Problem statement ▸
Repeat the records verbatim and leave the pictures out of your copy.

Entries shown ▸
— Begin —

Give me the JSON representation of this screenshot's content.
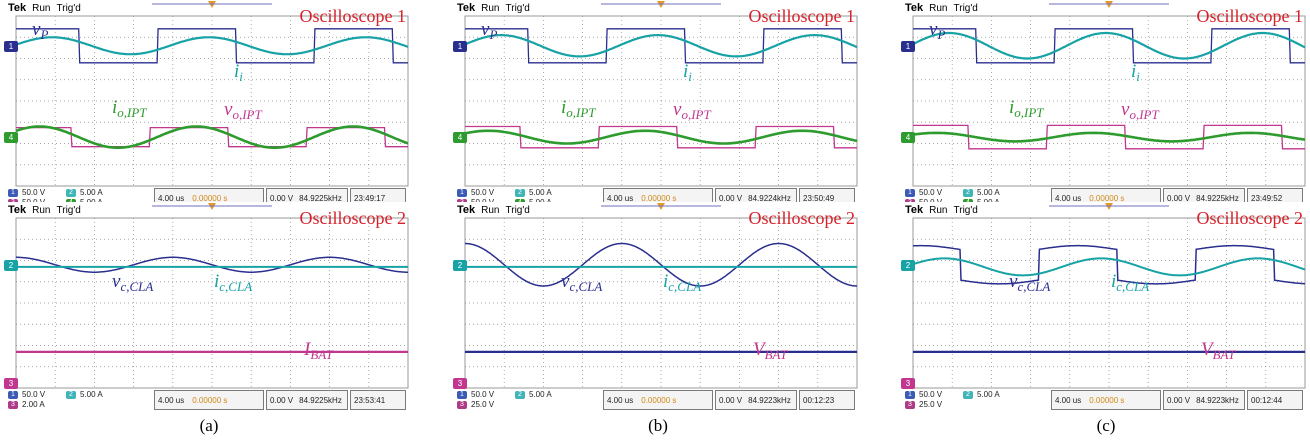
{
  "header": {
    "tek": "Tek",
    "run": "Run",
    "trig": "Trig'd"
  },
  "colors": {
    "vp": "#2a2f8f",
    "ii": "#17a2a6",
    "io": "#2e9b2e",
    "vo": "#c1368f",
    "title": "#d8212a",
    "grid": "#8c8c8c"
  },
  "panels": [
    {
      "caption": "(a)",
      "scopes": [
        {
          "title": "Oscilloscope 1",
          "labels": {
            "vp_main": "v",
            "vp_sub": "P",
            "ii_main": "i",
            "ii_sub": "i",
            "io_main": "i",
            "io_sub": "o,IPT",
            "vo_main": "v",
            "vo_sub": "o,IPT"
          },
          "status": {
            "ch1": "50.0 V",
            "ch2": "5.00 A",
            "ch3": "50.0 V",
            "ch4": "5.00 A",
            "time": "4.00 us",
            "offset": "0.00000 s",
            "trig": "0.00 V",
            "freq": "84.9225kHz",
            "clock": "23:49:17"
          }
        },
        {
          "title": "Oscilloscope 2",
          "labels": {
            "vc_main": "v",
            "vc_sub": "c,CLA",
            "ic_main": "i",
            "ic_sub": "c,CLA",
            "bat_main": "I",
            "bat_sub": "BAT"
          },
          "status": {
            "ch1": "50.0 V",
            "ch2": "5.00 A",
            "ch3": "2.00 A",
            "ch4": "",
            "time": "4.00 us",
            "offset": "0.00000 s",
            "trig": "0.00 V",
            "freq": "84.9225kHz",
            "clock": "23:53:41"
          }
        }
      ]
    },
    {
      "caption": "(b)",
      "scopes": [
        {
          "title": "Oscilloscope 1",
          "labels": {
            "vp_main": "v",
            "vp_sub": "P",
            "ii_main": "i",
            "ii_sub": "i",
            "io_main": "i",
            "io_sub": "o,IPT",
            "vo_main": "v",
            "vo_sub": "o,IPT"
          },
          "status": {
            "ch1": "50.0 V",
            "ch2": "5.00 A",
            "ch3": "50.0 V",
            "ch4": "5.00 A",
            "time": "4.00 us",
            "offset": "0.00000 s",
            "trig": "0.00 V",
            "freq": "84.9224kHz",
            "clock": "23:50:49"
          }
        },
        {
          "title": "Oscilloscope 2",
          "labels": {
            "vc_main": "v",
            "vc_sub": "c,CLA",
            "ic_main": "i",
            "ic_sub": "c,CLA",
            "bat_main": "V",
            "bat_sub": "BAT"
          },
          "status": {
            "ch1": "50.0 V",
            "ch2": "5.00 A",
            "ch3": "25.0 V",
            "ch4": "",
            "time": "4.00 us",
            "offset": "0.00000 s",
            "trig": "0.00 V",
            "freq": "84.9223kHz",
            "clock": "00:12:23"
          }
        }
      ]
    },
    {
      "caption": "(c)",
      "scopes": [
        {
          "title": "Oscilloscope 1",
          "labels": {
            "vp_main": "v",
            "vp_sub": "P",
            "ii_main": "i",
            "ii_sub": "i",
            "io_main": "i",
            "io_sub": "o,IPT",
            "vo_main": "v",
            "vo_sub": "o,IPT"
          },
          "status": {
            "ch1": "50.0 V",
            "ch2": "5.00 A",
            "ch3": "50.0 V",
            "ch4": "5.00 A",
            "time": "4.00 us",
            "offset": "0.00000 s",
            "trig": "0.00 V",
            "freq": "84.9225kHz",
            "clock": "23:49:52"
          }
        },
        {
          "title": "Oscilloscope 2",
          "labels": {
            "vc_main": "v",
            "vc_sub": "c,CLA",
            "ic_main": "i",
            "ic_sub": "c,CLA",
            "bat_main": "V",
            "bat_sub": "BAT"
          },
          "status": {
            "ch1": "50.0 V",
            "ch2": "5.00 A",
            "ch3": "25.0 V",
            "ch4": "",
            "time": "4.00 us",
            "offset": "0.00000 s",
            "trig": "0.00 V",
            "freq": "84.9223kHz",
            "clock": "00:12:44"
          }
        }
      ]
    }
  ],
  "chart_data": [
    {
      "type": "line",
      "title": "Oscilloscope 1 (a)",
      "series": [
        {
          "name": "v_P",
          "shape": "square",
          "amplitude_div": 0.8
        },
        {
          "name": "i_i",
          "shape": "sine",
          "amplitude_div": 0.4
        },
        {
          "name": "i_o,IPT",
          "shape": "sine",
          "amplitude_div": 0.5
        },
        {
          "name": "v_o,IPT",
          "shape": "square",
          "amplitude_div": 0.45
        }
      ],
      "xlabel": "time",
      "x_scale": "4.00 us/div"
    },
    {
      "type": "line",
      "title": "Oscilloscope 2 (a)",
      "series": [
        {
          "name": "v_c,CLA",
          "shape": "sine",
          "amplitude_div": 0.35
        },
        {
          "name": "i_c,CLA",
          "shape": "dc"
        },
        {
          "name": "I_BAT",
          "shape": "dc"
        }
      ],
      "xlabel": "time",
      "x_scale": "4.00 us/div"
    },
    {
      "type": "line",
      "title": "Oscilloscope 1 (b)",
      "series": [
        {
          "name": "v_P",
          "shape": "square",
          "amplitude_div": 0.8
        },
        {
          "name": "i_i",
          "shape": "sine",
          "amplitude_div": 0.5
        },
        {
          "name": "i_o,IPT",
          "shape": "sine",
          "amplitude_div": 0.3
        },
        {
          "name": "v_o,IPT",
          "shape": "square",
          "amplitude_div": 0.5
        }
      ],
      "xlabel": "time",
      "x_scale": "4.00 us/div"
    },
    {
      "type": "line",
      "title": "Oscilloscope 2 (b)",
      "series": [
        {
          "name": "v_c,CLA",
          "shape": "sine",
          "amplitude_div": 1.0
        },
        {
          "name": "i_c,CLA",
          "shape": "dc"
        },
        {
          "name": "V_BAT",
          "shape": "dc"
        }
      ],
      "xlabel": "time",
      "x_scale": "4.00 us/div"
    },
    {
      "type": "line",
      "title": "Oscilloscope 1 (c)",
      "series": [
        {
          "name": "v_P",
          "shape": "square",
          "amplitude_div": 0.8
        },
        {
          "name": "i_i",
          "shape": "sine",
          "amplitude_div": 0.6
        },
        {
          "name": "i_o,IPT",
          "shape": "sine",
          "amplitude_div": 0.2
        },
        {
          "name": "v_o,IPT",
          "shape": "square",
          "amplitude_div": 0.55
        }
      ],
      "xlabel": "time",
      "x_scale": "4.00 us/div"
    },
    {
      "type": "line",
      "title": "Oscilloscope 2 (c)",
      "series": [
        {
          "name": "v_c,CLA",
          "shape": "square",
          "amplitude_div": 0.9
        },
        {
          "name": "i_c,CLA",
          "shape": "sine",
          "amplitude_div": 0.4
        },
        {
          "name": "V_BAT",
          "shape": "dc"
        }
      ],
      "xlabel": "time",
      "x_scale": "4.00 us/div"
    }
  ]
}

— End —

Completed exercise ▸
Give me the JSON representation of this screenshot's content.
{
  "header": {
    "tek": "Tek",
    "run": "Run",
    "trig": "Trig'd"
  },
  "colors": {
    "vp": "#2a2f8f",
    "ii": "#17a2a6",
    "io": "#2e9b2e",
    "vo": "#c1368f",
    "title": "#d8212a",
    "grid": "#8c8c8c"
  },
  "panels": [
    {
      "caption": "(a)",
      "scopes": [
        {
          "title": "Oscilloscope 1",
          "labels": {
            "vp_main": "v",
            "vp_sub": "P",
            "ii_main": "i",
            "ii_sub": "i",
            "io_main": "i",
            "io_sub": "o,IPT",
            "vo_main": "v",
            "vo_sub": "o,IPT"
          },
          "status": {
            "ch1": "50.0 V",
            "ch2": "5.00 A",
            "ch3": "50.0 V",
            "ch4": "5.00 A",
            "time": "4.00 us",
            "offset": "0.00000 s",
            "trig": "0.00 V",
            "freq": "84.9225kHz",
            "clock": "23:49:17"
          }
        },
        {
          "title": "Oscilloscope 2",
          "labels": {
            "vc_main": "v",
            "vc_sub": "c,CLA",
            "ic_main": "i",
            "ic_sub": "c,CLA",
            "bat_main": "I",
            "bat_sub": "BAT"
          },
          "status": {
            "ch1": "50.0 V",
            "ch2": "5.00 A",
            "ch3": "2.00 A",
            "ch4": "",
            "time": "4.00 us",
            "offset": "0.00000 s",
            "trig": "0.00 V",
            "freq": "84.9225kHz",
            "clock": "23:53:41"
          }
        }
      ]
    },
    {
      "caption": "(b)",
      "scopes": [
        {
          "title": "Oscilloscope 1",
          "labels": {
            "vp_main": "v",
            "vp_sub": "P",
            "ii_main": "i",
            "ii_sub": "i",
            "io_main": "i",
            "io_sub": "o,IPT",
            "vo_main": "v",
            "vo_sub": "o,IPT"
          },
          "status": {
            "ch1": "50.0 V",
            "ch2": "5.00 A",
            "ch3": "50.0 V",
            "ch4": "5.00 A",
            "time": "4.00 us",
            "offset": "0.00000 s",
            "trig": "0.00 V",
            "freq": "84.9224kHz",
            "clock": "23:50:49"
          }
        },
        {
          "title": "Oscilloscope 2",
          "labels": {
            "vc_main": "v",
            "vc_sub": "c,CLA",
            "ic_main": "i",
            "ic_sub": "c,CLA",
            "bat_main": "V",
            "bat_sub": "BAT"
          },
          "status": {
            "ch1": "50.0 V",
            "ch2": "5.00 A",
            "ch3": "25.0 V",
            "ch4": "",
            "time": "4.00 us",
            "offset": "0.00000 s",
            "trig": "0.00 V",
            "freq": "84.9223kHz",
            "clock": "00:12:23"
          }
        }
      ]
    },
    {
      "caption": "(c)",
      "scopes": [
        {
          "title": "Oscilloscope 1",
          "labels": {
            "vp_main": "v",
            "vp_sub": "P",
            "ii_main": "i",
            "ii_sub": "i",
            "io_main": "i",
            "io_sub": "o,IPT",
            "vo_main": "v",
            "vo_sub": "o,IPT"
          },
          "status": {
            "ch1": "50.0 V",
            "ch2": "5.00 A",
            "ch3": "50.0 V",
            "ch4": "5.00 A",
            "time": "4.00 us",
            "offset": "0.00000 s",
            "trig": "0.00 V",
            "freq": "84.9225kHz",
            "clock": "23:49:52"
          }
        },
        {
          "title": "Oscilloscope 2",
          "labels": {
            "vc_main": "v",
            "vc_sub": "c,CLA",
            "ic_main": "i",
            "ic_sub": "c,CLA",
            "bat_main": "V",
            "bat_sub": "BAT"
          },
          "status": {
            "ch1": "50.0 V",
            "ch2": "5.00 A",
            "ch3": "25.0 V",
            "ch4": "",
            "time": "4.00 us",
            "offset": "0.00000 s",
            "trig": "0.00 V",
            "freq": "84.9223kHz",
            "clock": "00:12:44"
          }
        }
      ]
    }
  ],
  "chart_data": [
    {
      "type": "line",
      "title": "Oscilloscope 1 (a)",
      "series": [
        {
          "name": "v_P",
          "shape": "square",
          "amplitude_div": 0.8
        },
        {
          "name": "i_i",
          "shape": "sine",
          "amplitude_div": 0.4
        },
        {
          "name": "i_o,IPT",
          "shape": "sine",
          "amplitude_div": 0.5
        },
        {
          "name": "v_o,IPT",
          "shape": "square",
          "amplitude_div": 0.45
        }
      ],
      "xlabel": "time",
      "x_scale": "4.00 us/div"
    },
    {
      "type": "line",
      "title": "Oscilloscope 2 (a)",
      "series": [
        {
          "name": "v_c,CLA",
          "shape": "sine",
          "amplitude_div": 0.35
        },
        {
          "name": "i_c,CLA",
          "shape": "dc"
        },
        {
          "name": "I_BAT",
          "shape": "dc"
        }
      ],
      "xlabel": "time",
      "x_scale": "4.00 us/div"
    },
    {
      "type": "line",
      "title": "Oscilloscope 1 (b)",
      "series": [
        {
          "name": "v_P",
          "shape": "square",
          "amplitude_div": 0.8
        },
        {
          "name": "i_i",
          "shape": "sine",
          "amplitude_div": 0.5
        },
        {
          "name": "i_o,IPT",
          "shape": "sine",
          "amplitude_div": 0.3
        },
        {
          "name": "v_o,IPT",
          "shape": "square",
          "amplitude_div": 0.5
        }
      ],
      "xlabel": "time",
      "x_scale": "4.00 us/div"
    },
    {
      "type": "line",
      "title": "Oscilloscope 2 (b)",
      "series": [
        {
          "name": "v_c,CLA",
          "shape": "sine",
          "amplitude_div": 1.0
        },
        {
          "name": "i_c,CLA",
          "shape": "dc"
        },
        {
          "name": "V_BAT",
          "shape": "dc"
        }
      ],
      "xlabel": "time",
      "x_scale": "4.00 us/div"
    },
    {
      "type": "line",
      "title": "Oscilloscope 1 (c)",
      "series": [
        {
          "name": "v_P",
          "shape": "square",
          "amplitude_div": 0.8
        },
        {
          "name": "i_i",
          "shape": "sine",
          "amplitude_div": 0.6
        },
        {
          "name": "i_o,IPT",
          "shape": "sine",
          "amplitude_div": 0.2
        },
        {
          "name": "v_o,IPT",
          "shape": "square",
          "amplitude_div": 0.55
        }
      ],
      "xlabel": "time",
      "x_scale": "4.00 us/div"
    },
    {
      "type": "line",
      "title": "Oscilloscope 2 (c)",
      "series": [
        {
          "name": "v_c,CLA",
          "shape": "square",
          "amplitude_div": 0.9
        },
        {
          "name": "i_c,CLA",
          "shape": "sine",
          "amplitude_div": 0.4
        },
        {
          "name": "V_BAT",
          "shape": "dc"
        }
      ],
      "xlabel": "time",
      "x_scale": "4.00 us/div"
    }
  ]
}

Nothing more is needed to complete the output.